Every record below is to be retyped exactly.

▼▼▼

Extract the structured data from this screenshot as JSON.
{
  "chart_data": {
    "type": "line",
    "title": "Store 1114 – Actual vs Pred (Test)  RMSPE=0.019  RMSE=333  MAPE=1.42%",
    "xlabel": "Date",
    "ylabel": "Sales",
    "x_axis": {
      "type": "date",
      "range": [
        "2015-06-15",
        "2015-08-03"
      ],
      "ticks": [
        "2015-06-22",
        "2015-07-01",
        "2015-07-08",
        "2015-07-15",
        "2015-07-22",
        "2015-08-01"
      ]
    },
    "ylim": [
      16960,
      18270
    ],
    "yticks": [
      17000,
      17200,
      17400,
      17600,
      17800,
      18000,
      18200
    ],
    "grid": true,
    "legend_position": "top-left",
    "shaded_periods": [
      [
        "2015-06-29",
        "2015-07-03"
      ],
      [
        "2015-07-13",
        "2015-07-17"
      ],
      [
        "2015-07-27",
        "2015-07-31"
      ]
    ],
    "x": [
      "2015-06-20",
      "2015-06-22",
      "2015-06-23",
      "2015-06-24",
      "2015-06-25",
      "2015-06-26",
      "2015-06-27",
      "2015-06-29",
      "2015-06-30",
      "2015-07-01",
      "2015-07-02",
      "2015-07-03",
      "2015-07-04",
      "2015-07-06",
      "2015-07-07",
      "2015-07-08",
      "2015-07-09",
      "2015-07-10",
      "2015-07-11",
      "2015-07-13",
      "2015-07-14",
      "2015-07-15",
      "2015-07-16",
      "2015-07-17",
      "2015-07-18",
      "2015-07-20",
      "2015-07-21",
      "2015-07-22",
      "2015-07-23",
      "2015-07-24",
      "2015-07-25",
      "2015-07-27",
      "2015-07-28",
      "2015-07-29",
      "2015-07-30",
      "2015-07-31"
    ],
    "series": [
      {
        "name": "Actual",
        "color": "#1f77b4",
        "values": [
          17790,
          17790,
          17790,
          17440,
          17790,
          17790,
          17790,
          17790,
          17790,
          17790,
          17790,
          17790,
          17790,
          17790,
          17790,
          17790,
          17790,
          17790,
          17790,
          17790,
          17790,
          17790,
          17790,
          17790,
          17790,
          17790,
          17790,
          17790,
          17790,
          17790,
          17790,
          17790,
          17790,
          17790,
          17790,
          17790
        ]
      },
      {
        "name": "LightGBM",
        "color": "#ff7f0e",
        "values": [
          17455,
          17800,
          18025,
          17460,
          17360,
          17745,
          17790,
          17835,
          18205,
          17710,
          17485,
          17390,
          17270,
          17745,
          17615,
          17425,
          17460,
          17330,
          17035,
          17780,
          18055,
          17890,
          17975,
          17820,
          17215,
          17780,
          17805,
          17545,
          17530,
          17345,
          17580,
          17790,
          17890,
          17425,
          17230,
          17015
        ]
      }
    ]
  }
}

▲▲▲

PROBLEM SOLUTION:
Extract the structured data from this screenshot as JSON.
{
  "chart_data": {
    "type": "line",
    "title": "Store 1114 – Actual vs Pred (Test)  RMSPE=0.019  RMSE=333  MAPE=1.42%",
    "xlabel": "Date",
    "ylabel": "Sales",
    "x_axis": {
      "type": "date",
      "range": [
        "2015-06-15",
        "2015-08-03"
      ],
      "ticks": [
        "2015-06-22",
        "2015-07-01",
        "2015-07-08",
        "2015-07-15",
        "2015-07-22",
        "2015-08-01"
      ]
    },
    "ylim": [
      16960,
      18270
    ],
    "yticks": [
      17000,
      17200,
      17400,
      17600,
      17800,
      18000,
      18200
    ],
    "grid": true,
    "legend_position": "top-left",
    "shaded_periods": [
      [
        "2015-06-29",
        "2015-07-03"
      ],
      [
        "2015-07-13",
        "2015-07-17"
      ],
      [
        "2015-07-27",
        "2015-07-31"
      ]
    ],
    "x": [
      "2015-06-20",
      "2015-06-22",
      "2015-06-23",
      "2015-06-24",
      "2015-06-25",
      "2015-06-26",
      "2015-06-27",
      "2015-06-29",
      "2015-06-30",
      "2015-07-01",
      "2015-07-02",
      "2015-07-03",
      "2015-07-04",
      "2015-07-06",
      "2015-07-07",
      "2015-07-08",
      "2015-07-09",
      "2015-07-10",
      "2015-07-11",
      "2015-07-13",
      "2015-07-14",
      "2015-07-15",
      "2015-07-16",
      "2015-07-17",
      "2015-07-18",
      "2015-07-20",
      "2015-07-21",
      "2015-07-22",
      "2015-07-23",
      "2015-07-24",
      "2015-07-25",
      "2015-07-27",
      "2015-07-28",
      "2015-07-29",
      "2015-07-30",
      "2015-07-31"
    ],
    "series": [
      {
        "name": "Actual",
        "color": "#1f77b4",
        "values": [
          17790,
          17790,
          17790,
          17440,
          17790,
          17790,
          17790,
          17790,
          17790,
          17790,
          17790,
          17790,
          17790,
          17790,
          17790,
          17790,
          17790,
          17790,
          17790,
          17790,
          17790,
          17790,
          17790,
          17790,
          17790,
          17790,
          17790,
          17790,
          17790,
          17790,
          17790,
          17790,
          17790,
          17790,
          17790,
          17790
        ]
      },
      {
        "name": "LightGBM",
        "color": "#ff7f0e",
        "values": [
          17455,
          17800,
          18025,
          17460,
          17360,
          17745,
          17790,
          17835,
          18205,
          17710,
          17485,
          17390,
          17270,
          17745,
          17615,
          17425,
          17460,
          17330,
          17035,
          17780,
          18055,
          17890,
          17975,
          17820,
          17215,
          17780,
          17805,
          17545,
          17530,
          17345,
          17580,
          17790,
          17890,
          17425,
          17230,
          17015
        ]
      }
    ]
  }
}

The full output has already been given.